Description of the task: Repeat each record below exactly as given.

Extracted material:
------------------------

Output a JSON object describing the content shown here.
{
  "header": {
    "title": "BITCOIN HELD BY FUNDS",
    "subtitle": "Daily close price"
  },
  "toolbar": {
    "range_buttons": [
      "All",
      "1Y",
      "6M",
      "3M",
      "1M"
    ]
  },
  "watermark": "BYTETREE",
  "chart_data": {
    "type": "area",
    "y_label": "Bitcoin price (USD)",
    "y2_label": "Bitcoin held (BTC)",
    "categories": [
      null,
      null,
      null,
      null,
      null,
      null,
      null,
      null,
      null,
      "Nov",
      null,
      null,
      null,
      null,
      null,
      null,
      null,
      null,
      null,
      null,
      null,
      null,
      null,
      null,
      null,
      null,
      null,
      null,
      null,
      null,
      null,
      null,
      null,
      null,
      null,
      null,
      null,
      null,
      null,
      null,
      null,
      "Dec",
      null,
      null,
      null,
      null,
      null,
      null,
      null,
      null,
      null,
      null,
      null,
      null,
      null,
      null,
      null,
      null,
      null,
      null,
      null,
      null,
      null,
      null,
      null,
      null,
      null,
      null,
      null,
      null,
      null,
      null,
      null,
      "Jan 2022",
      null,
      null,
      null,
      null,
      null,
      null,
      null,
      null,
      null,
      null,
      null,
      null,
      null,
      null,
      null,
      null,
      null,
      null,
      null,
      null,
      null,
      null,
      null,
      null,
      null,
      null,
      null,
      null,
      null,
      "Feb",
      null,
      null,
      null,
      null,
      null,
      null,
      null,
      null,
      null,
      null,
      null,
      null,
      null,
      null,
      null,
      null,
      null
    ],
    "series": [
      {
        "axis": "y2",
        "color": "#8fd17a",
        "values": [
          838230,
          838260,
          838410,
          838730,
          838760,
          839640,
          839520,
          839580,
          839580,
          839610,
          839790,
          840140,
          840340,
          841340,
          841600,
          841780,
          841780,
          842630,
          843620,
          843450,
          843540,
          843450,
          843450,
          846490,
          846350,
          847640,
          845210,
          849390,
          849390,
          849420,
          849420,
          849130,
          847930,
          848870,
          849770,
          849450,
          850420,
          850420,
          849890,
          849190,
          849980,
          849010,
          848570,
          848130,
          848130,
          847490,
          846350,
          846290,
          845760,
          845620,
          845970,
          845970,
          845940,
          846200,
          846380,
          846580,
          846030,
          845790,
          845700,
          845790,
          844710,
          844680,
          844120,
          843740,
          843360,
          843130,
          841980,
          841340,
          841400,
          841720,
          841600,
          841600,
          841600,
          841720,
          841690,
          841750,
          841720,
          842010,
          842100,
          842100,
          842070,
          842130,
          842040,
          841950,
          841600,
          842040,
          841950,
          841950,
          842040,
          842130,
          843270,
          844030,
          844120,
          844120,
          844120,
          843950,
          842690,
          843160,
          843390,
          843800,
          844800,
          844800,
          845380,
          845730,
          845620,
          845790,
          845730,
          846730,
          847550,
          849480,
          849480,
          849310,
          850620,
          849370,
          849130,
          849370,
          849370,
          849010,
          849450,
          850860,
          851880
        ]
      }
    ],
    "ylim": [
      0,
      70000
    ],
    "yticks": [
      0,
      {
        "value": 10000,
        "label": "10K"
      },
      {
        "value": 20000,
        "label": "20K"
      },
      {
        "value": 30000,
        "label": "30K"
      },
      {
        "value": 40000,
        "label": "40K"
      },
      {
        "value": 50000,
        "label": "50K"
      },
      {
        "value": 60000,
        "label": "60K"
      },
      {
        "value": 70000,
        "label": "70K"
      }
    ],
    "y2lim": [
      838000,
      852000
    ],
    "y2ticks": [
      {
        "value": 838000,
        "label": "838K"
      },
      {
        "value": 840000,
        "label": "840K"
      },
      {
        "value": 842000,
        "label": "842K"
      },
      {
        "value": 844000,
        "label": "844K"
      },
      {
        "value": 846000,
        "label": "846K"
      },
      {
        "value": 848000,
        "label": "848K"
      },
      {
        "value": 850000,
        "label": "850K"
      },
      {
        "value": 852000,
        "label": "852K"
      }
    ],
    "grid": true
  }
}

------------------------

Exercise result:
Output a JSON object describing the content shown here.
{
  "header": {
    "title": "BITCOIN HELD BY FUNDS",
    "subtitle": "Daily close price"
  },
  "toolbar": {
    "range_buttons": [
      "All",
      "1Y",
      "6M",
      "3M",
      "1M"
    ]
  },
  "watermark": "BYTETREE",
  "chart_data": {
    "type": "area",
    "y_label": "Bitcoin price (USD)",
    "y2_label": "Bitcoin held (BTC)",
    "categories": [
      null,
      null,
      null,
      null,
      null,
      null,
      null,
      null,
      null,
      "Nov",
      null,
      null,
      null,
      null,
      null,
      null,
      null,
      null,
      null,
      null,
      null,
      null,
      null,
      null,
      null,
      null,
      null,
      null,
      null,
      null,
      null,
      null,
      null,
      null,
      null,
      null,
      null,
      null,
      null,
      null,
      null,
      "Dec",
      null,
      null,
      null,
      null,
      null,
      null,
      null,
      null,
      null,
      null,
      null,
      null,
      null,
      null,
      null,
      null,
      null,
      null,
      null,
      null,
      null,
      null,
      null,
      null,
      null,
      null,
      null,
      null,
      null,
      null,
      null,
      "Jan 2022",
      null,
      null,
      null,
      null,
      null,
      null,
      null,
      null,
      null,
      null,
      null,
      null,
      null,
      null,
      null,
      null,
      null,
      null,
      null,
      null,
      null,
      null,
      null,
      null,
      null,
      null,
      null,
      null,
      null,
      "Feb",
      null,
      null,
      null,
      null,
      null,
      null,
      null,
      null,
      null,
      null,
      null,
      null,
      null,
      null,
      null,
      null,
      null
    ],
    "series": [
      {
        "axis": "y2",
        "color": "#8fd17a",
        "values": [
          838230,
          838260,
          838410,
          838730,
          838760,
          839640,
          839520,
          839580,
          839580,
          839610,
          839790,
          840140,
          840340,
          841340,
          841600,
          841780,
          841780,
          842630,
          843620,
          843450,
          843540,
          843450,
          843450,
          846490,
          846350,
          847640,
          845210,
          849390,
          849390,
          849420,
          849420,
          849130,
          847930,
          848870,
          849770,
          849450,
          850420,
          850420,
          849890,
          849190,
          849980,
          849010,
          848570,
          848130,
          848130,
          847490,
          846350,
          846290,
          845760,
          845620,
          845970,
          845970,
          845940,
          846200,
          846380,
          846580,
          846030,
          845790,
          845700,
          845790,
          844710,
          844680,
          844120,
          843740,
          843360,
          843130,
          841980,
          841340,
          841400,
          841720,
          841600,
          841600,
          841600,
          841720,
          841690,
          841750,
          841720,
          842010,
          842100,
          842100,
          842070,
          842130,
          842040,
          841950,
          841600,
          842040,
          841950,
          841950,
          842040,
          842130,
          843270,
          844030,
          844120,
          844120,
          844120,
          843950,
          842690,
          843160,
          843390,
          843800,
          844800,
          844800,
          845380,
          845730,
          845620,
          845790,
          845730,
          846730,
          847550,
          849480,
          849480,
          849310,
          850620,
          849370,
          849130,
          849370,
          849370,
          849010,
          849450,
          850860,
          851880
        ]
      }
    ],
    "ylim": [
      0,
      70000
    ],
    "yticks": [
      0,
      {
        "value": 10000,
        "label": "10K"
      },
      {
        "value": 20000,
        "label": "20K"
      },
      {
        "value": 30000,
        "label": "30K"
      },
      {
        "value": 40000,
        "label": "40K"
      },
      {
        "value": 50000,
        "label": "50K"
      },
      {
        "value": 60000,
        "label": "60K"
      },
      {
        "value": 70000,
        "label": "70K"
      }
    ],
    "y2lim": [
      838000,
      852000
    ],
    "y2ticks": [
      {
        "value": 838000,
        "label": "838K"
      },
      {
        "value": 840000,
        "label": "840K"
      },
      {
        "value": 842000,
        "label": "842K"
      },
      {
        "value": 844000,
        "label": "844K"
      },
      {
        "value": 846000,
        "label": "846K"
      },
      {
        "value": 848000,
        "label": "848K"
      },
      {
        "value": 850000,
        "label": "850K"
      },
      {
        "value": 852000,
        "label": "852K"
      }
    ],
    "grid": true
  }
}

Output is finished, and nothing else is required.